RECORDS SUPPLIED:
##############################

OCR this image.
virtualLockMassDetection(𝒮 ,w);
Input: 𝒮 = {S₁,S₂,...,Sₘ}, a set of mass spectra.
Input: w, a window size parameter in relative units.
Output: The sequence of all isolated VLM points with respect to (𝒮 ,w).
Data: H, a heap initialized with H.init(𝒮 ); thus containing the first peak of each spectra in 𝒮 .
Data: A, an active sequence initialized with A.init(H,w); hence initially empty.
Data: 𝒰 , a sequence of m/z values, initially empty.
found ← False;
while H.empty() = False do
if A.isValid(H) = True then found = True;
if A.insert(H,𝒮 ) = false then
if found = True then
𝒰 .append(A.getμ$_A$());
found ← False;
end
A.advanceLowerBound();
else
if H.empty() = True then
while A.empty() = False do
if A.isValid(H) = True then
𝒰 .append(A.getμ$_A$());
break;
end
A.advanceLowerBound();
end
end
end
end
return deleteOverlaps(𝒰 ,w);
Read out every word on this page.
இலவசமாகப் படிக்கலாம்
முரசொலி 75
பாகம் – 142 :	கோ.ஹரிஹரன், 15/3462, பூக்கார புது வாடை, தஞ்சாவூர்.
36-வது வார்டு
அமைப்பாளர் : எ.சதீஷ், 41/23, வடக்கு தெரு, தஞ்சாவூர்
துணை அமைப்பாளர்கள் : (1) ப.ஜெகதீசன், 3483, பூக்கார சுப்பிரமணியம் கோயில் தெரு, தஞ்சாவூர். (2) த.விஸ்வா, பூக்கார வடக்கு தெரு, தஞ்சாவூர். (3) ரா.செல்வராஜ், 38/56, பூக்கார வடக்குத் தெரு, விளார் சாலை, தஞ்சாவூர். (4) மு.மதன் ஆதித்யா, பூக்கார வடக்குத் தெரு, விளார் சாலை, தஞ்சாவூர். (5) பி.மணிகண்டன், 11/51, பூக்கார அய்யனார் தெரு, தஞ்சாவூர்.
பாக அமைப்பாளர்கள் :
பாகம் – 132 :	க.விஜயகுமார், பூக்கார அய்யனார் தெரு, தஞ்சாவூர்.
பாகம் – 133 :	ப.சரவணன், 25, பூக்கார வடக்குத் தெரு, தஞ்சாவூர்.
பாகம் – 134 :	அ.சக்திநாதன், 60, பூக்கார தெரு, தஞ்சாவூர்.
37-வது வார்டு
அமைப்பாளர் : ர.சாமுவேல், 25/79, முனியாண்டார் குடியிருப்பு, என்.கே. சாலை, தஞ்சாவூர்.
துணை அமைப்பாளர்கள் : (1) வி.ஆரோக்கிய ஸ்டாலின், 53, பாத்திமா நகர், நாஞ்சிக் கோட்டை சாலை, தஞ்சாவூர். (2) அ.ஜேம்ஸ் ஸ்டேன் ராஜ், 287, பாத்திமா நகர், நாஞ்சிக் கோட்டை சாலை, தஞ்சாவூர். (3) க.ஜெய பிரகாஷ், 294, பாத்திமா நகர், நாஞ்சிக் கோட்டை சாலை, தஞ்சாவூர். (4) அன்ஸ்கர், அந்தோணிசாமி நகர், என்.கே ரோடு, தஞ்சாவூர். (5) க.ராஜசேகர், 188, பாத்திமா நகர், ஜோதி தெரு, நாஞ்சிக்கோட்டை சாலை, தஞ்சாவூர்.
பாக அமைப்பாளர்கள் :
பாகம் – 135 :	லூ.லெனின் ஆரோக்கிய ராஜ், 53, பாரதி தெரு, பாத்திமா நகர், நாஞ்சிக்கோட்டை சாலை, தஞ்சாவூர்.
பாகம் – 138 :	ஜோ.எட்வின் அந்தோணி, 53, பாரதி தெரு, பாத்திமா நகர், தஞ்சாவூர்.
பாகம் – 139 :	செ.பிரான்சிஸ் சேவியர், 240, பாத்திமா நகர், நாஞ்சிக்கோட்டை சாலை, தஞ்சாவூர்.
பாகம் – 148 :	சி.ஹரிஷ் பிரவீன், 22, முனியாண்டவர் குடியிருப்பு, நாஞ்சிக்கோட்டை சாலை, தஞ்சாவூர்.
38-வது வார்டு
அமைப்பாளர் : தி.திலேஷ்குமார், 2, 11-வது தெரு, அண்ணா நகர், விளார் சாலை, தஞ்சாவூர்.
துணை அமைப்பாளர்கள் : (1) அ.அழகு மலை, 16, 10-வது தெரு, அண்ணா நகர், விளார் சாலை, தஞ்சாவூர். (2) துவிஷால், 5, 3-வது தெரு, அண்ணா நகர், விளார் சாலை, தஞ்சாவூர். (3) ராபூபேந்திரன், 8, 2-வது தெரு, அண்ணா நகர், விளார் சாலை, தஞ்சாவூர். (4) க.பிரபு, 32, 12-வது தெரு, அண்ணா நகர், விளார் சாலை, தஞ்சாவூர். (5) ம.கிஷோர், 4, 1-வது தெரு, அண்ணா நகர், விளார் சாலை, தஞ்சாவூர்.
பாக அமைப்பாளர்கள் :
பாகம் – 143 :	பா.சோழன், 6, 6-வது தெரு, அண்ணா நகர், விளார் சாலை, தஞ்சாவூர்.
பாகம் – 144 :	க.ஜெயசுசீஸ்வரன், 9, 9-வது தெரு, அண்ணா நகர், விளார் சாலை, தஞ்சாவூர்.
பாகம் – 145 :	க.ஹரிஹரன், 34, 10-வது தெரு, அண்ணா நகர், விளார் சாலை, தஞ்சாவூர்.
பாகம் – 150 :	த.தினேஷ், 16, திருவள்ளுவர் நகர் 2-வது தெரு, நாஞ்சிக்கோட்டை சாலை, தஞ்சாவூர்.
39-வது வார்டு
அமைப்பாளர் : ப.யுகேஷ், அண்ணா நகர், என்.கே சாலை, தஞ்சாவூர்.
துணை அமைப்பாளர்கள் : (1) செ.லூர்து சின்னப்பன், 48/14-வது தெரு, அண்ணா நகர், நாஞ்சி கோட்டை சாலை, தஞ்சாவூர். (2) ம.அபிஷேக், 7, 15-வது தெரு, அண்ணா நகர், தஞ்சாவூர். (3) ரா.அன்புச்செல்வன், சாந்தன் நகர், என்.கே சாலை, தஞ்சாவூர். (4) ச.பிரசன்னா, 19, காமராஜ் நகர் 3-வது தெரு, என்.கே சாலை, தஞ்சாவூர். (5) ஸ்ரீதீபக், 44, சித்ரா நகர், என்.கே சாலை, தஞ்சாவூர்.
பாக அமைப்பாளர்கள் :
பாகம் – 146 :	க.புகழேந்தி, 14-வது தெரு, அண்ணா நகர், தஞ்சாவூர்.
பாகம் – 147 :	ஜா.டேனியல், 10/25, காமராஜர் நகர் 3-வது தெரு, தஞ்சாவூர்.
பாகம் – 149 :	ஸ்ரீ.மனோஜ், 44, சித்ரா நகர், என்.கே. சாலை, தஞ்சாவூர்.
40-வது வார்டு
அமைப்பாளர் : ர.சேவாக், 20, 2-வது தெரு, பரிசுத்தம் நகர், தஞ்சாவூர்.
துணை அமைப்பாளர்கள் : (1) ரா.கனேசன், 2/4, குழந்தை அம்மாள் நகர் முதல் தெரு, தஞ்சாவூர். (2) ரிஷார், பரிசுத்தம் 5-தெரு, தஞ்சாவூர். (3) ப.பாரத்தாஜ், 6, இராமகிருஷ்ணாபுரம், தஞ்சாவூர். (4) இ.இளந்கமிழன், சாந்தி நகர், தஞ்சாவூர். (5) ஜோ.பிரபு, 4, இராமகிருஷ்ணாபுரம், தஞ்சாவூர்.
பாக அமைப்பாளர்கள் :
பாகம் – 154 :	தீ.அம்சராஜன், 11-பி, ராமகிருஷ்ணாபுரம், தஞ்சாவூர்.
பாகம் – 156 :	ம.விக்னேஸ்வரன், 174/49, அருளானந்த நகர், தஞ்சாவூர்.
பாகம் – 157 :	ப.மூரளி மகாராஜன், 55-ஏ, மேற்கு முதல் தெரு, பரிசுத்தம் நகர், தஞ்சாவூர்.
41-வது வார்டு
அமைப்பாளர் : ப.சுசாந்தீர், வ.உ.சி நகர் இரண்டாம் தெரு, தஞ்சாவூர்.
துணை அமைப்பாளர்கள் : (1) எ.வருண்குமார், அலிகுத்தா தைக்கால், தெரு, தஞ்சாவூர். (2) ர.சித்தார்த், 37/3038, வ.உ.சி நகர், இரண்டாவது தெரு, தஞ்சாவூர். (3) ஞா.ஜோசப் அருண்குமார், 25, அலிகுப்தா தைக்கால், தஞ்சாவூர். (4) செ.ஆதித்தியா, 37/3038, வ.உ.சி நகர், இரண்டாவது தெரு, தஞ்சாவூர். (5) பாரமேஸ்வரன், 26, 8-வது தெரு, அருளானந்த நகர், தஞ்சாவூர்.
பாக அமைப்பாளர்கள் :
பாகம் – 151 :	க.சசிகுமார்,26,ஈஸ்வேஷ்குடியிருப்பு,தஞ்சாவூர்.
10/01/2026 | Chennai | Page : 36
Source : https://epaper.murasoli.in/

##############################

TASK BRIEF:
Copy out every line from the records that has the word "spectra".

ANSWER:
Input: 𝒮 = {S₁,S₂,...,Sₘ}, a set of mass spectra.
Data: H, a heap initialized with H.init(𝒮 ); thus containing the first peak of each spectra in 𝒮 .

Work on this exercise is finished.